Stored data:
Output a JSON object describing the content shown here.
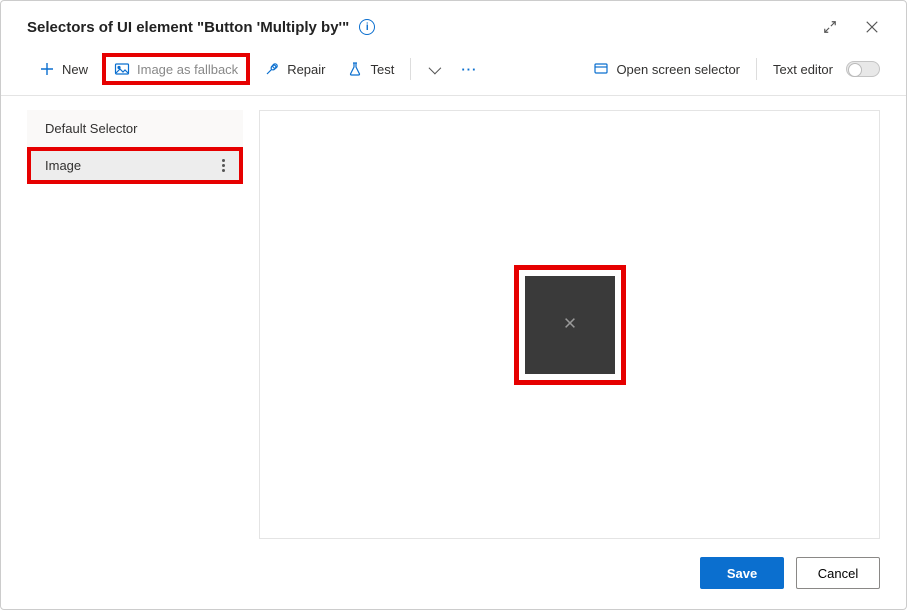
{
  "header": {
    "title": "Selectors of UI element \"Button 'Multiply by'\""
  },
  "toolbar": {
    "new_label": "New",
    "image_fallback_label": "Image as fallback",
    "repair_label": "Repair",
    "test_label": "Test",
    "open_screen_selector_label": "Open screen selector",
    "text_editor_label": "Text editor"
  },
  "sidebar": {
    "items": [
      {
        "label": "Default Selector"
      },
      {
        "label": "Image"
      }
    ]
  },
  "footer": {
    "save_label": "Save",
    "cancel_label": "Cancel"
  }
}
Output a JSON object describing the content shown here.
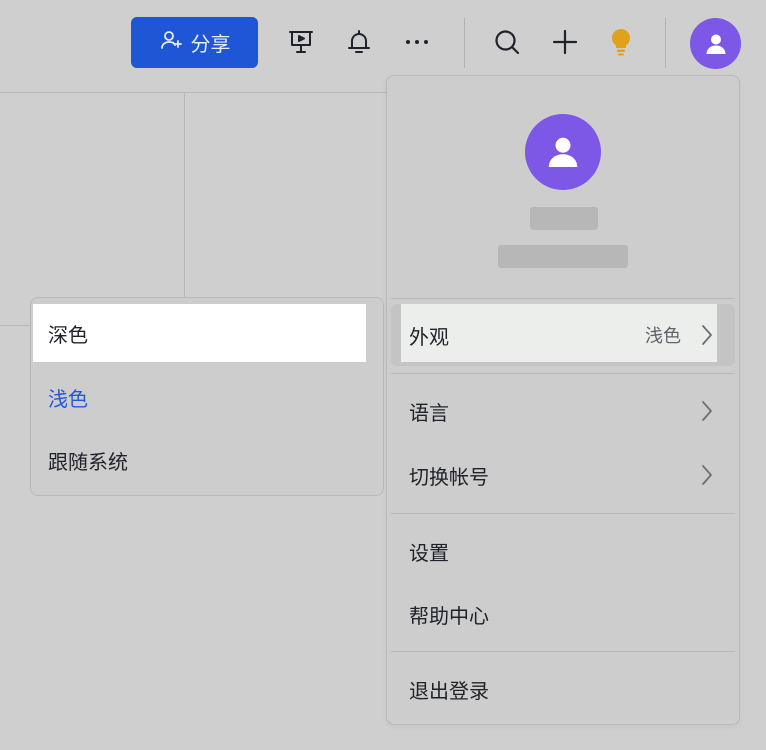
{
  "toolbar": {
    "share_label": "分享",
    "icons": [
      "present-icon",
      "bell-icon",
      "more-icon",
      "search-icon",
      "plus-icon",
      "lightbulb-icon"
    ],
    "accent_color": "#1f56d6",
    "avatar_color": "#7d57e6",
    "bulb_color": "#e0a21a"
  },
  "account_menu": {
    "items": [
      {
        "label": "外观",
        "value": "浅色",
        "has_arrow": true
      },
      {
        "label": "语言",
        "has_arrow": true
      },
      {
        "label": "切换帐号",
        "has_arrow": true
      },
      {
        "label": "设置"
      },
      {
        "label": "帮助中心"
      },
      {
        "label": "退出登录"
      }
    ]
  },
  "appearance_menu": {
    "options": [
      {
        "label": "深色",
        "state": "hovered"
      },
      {
        "label": "浅色",
        "state": "selected"
      },
      {
        "label": "跟随系统",
        "state": "normal"
      }
    ],
    "selected_color": "#2457d6"
  }
}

### SHORT TASK
Repeat the preceding records precisely, and leave every picture out of the copy.

### EXERCISE SOLUTION
Output a JSON object describing the content shown here.
{
  "header": {
    "title": "Selectors of UI element \"Button 'Multiply by'\""
  },
  "toolbar": {
    "new_label": "New",
    "image_fallback_label": "Image as fallback",
    "repair_label": "Repair",
    "test_label": "Test",
    "open_screen_selector_label": "Open screen selector",
    "text_editor_label": "Text editor"
  },
  "sidebar": {
    "items": [
      {
        "label": "Default Selector"
      },
      {
        "label": "Image"
      }
    ]
  },
  "footer": {
    "save_label": "Save",
    "cancel_label": "Cancel"
  }
}
Output a JSON object describing the content shown here.
{
  "toolbar": {
    "share_label": "分享",
    "icons": [
      "present-icon",
      "bell-icon",
      "more-icon",
      "search-icon",
      "plus-icon",
      "lightbulb-icon"
    ],
    "accent_color": "#1f56d6",
    "avatar_color": "#7d57e6",
    "bulb_color": "#e0a21a"
  },
  "account_menu": {
    "items": [
      {
        "label": "外观",
        "value": "浅色",
        "has_arrow": true
      },
      {
        "label": "语言",
        "has_arrow": true
      },
      {
        "label": "切换帐号",
        "has_arrow": true
      },
      {
        "label": "设置"
      },
      {
        "label": "帮助中心"
      },
      {
        "label": "退出登录"
      }
    ]
  },
  "appearance_menu": {
    "options": [
      {
        "label": "深色",
        "state": "hovered"
      },
      {
        "label": "浅色",
        "state": "selected"
      },
      {
        "label": "跟随系统",
        "state": "normal"
      }
    ],
    "selected_color": "#2457d6"
  }
}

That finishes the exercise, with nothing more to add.